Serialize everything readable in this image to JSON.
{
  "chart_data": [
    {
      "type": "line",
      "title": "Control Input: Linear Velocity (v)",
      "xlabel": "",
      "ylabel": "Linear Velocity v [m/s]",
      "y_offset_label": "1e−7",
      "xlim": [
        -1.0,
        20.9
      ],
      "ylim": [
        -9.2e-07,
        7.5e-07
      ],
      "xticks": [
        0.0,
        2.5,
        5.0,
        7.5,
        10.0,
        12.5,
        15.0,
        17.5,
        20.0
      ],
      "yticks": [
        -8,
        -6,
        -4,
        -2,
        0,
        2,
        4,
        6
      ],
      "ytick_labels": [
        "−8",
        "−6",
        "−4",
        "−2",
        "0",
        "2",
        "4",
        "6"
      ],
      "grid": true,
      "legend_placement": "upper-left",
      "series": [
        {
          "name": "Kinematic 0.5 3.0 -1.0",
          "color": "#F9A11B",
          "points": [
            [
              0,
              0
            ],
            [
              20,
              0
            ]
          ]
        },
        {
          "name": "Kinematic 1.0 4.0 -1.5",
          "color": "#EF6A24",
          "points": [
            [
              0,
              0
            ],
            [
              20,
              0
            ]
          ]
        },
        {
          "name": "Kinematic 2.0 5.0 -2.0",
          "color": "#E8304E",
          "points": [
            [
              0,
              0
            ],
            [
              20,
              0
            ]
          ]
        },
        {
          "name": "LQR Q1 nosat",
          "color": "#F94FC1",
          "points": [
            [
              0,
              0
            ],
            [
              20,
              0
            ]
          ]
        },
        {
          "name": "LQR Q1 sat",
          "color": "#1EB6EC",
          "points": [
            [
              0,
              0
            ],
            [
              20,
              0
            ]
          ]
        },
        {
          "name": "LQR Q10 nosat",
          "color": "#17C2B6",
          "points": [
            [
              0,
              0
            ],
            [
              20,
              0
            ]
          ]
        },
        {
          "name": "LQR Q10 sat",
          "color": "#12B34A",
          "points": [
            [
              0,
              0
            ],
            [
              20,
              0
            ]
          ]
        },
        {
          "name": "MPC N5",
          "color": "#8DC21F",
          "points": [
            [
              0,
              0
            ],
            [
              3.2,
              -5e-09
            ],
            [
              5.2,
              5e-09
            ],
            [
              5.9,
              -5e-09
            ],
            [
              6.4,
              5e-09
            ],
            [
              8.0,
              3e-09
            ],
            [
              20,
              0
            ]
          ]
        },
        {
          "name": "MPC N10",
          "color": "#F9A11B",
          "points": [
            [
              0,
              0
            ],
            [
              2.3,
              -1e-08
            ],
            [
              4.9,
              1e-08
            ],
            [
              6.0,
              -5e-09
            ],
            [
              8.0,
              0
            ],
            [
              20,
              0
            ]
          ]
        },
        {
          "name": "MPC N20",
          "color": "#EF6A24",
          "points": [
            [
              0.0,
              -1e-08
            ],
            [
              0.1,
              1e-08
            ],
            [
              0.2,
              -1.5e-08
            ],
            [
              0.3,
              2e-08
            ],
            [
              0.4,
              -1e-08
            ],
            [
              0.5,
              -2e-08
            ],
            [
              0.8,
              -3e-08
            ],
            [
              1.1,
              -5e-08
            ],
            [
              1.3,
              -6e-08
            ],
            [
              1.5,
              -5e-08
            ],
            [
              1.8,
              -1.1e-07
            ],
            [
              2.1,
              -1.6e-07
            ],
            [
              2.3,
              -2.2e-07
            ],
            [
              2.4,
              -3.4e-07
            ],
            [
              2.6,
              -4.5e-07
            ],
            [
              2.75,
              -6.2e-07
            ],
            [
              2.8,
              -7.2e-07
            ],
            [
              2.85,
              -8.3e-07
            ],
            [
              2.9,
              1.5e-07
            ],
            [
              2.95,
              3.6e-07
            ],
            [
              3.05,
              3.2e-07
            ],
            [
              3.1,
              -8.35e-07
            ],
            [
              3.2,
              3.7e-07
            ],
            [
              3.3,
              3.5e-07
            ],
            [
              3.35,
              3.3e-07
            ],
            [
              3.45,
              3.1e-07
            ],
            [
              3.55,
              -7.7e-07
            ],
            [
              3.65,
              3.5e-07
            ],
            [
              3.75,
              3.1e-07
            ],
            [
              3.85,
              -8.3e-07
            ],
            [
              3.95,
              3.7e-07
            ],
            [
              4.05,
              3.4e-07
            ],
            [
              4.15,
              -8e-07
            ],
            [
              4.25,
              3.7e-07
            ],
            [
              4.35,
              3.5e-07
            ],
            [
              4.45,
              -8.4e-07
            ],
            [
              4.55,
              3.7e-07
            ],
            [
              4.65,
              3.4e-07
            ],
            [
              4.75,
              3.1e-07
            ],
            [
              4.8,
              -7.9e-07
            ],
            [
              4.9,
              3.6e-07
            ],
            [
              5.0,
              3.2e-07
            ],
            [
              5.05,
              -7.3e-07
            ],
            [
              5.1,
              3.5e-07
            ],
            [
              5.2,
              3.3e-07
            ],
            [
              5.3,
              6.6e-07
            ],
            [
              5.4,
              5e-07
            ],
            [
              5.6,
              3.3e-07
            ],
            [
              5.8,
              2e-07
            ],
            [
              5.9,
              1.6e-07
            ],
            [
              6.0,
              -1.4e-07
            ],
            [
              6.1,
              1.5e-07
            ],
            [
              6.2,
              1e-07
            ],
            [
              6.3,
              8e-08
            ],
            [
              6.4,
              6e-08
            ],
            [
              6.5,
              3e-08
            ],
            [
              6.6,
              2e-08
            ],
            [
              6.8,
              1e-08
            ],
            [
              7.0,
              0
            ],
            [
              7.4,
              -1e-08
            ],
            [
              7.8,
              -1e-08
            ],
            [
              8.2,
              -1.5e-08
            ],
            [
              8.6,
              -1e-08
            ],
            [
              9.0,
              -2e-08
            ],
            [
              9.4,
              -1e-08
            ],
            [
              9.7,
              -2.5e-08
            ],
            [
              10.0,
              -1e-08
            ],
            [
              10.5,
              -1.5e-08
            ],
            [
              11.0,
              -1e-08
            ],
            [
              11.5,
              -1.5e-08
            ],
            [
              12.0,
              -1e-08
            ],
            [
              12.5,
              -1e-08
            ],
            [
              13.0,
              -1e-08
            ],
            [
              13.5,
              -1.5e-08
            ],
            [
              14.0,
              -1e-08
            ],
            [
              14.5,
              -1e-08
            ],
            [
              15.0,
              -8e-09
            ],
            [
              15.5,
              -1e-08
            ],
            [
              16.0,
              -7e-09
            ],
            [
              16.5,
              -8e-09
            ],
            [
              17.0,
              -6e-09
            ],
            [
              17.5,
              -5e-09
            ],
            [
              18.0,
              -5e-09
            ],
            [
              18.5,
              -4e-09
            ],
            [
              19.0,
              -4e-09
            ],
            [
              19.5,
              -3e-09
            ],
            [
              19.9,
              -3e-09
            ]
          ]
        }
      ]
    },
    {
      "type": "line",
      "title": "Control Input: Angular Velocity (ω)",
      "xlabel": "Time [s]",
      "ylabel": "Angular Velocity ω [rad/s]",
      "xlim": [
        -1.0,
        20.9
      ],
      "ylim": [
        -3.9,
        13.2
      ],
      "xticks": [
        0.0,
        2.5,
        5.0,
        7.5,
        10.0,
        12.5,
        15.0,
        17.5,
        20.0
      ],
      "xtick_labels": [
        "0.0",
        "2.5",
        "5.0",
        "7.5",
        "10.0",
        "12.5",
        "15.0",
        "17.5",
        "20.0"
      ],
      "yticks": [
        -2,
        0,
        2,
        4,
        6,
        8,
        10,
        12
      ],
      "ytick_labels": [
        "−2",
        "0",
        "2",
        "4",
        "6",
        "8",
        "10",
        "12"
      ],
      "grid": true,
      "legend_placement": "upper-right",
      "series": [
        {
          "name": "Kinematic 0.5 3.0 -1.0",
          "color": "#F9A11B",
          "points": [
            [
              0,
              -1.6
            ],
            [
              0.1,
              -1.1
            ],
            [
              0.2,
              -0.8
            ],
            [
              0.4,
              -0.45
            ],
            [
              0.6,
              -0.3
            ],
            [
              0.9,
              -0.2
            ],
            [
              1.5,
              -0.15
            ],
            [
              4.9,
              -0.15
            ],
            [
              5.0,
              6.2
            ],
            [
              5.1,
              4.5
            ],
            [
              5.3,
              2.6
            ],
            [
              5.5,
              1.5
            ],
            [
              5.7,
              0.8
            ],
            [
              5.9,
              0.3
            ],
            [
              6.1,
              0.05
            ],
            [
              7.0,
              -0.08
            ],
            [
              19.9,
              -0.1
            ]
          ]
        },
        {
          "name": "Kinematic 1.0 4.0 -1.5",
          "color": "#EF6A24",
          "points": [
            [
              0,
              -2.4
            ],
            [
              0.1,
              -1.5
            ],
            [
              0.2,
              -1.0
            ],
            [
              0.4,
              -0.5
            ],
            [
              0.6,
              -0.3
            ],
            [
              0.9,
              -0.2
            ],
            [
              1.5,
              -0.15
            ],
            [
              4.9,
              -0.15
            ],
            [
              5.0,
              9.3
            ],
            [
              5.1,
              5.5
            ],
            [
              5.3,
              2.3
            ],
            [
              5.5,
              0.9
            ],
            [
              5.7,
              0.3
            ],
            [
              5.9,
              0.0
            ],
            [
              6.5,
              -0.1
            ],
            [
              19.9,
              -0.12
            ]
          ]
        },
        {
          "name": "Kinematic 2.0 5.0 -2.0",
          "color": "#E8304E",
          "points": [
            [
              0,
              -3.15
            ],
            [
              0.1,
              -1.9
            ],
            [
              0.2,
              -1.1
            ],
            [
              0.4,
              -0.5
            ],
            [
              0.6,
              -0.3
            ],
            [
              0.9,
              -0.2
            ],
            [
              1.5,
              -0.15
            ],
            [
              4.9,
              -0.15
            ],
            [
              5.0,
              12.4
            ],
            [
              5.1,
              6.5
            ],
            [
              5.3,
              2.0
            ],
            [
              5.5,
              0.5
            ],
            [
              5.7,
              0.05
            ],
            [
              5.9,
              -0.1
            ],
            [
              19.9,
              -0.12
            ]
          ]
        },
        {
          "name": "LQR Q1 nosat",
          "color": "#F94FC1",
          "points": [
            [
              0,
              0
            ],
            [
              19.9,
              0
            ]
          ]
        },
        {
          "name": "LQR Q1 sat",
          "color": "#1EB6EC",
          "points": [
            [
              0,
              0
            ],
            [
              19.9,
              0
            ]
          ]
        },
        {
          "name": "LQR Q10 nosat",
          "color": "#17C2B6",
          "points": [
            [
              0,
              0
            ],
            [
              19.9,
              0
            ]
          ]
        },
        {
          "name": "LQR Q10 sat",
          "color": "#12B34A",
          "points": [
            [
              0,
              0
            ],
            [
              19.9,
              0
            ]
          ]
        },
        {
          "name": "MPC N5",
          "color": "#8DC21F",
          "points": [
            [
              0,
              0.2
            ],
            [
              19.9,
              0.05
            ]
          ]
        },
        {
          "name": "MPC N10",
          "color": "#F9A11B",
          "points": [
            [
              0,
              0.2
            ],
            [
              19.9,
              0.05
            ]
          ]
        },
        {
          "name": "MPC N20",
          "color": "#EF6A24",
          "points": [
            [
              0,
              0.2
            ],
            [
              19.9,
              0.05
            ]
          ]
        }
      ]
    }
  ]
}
#####
-- THE REQUEST --
Count all lines of the data that include "Control". The answer is the number alone.

-- EXERCISE RESPONSE --
2